INPUT MATERIAL:
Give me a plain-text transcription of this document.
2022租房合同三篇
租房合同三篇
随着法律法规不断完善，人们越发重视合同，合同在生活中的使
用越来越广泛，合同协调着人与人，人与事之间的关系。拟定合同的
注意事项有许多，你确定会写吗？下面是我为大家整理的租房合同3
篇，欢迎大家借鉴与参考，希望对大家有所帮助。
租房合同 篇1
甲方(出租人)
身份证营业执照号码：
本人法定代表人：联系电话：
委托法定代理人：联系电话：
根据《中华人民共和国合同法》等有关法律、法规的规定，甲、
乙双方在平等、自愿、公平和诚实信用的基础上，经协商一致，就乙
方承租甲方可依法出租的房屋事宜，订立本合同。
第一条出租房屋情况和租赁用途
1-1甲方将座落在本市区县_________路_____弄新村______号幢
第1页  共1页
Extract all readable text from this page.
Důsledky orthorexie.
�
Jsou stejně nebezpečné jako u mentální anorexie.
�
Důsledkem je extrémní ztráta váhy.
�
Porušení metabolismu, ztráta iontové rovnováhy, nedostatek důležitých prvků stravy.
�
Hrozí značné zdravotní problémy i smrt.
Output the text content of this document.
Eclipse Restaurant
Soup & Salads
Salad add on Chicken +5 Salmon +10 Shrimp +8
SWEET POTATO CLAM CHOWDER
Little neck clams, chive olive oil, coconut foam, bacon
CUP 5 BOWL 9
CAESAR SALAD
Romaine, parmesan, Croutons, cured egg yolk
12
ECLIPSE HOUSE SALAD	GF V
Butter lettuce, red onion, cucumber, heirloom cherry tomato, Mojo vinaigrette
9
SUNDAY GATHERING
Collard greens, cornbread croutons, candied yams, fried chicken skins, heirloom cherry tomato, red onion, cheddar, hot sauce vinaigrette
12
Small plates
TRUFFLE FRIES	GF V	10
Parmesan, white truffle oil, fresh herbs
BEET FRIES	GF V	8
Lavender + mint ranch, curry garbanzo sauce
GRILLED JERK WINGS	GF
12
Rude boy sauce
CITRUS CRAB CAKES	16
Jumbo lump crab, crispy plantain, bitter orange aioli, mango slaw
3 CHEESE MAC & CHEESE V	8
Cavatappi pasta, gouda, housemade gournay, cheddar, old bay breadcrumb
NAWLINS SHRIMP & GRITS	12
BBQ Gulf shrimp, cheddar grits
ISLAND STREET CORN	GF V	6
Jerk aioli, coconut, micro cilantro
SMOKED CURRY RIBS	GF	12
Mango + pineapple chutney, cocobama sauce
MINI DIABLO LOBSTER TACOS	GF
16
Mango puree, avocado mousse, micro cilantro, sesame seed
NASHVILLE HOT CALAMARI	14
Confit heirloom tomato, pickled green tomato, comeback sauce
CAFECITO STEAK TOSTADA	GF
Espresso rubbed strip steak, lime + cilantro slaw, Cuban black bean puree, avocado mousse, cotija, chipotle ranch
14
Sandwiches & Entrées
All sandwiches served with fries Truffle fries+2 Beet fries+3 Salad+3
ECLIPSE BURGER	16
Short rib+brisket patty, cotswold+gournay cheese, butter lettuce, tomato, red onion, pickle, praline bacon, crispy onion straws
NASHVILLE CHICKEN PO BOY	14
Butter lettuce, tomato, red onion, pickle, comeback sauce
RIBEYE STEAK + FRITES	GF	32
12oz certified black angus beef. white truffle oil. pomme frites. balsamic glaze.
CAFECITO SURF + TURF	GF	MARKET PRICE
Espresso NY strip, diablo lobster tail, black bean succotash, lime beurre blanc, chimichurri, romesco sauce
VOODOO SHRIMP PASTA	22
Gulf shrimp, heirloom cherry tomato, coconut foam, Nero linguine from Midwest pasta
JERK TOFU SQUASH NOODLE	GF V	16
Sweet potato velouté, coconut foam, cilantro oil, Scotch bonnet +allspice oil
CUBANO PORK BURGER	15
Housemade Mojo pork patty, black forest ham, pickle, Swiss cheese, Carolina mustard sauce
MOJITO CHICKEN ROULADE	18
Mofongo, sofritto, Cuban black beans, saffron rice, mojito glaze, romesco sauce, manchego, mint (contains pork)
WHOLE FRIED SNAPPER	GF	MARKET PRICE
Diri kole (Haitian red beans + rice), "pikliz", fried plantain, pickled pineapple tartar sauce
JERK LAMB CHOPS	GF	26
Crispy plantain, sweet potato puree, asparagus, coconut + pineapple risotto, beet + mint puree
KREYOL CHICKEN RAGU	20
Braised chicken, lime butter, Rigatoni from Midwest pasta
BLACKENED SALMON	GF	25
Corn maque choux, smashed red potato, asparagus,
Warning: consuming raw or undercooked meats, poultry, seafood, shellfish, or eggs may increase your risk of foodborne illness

REQUIRED WORK: State the count of lines above containing the string "NASHVILLE", and add nothing to it.

EXERCISE OUTPUT: 2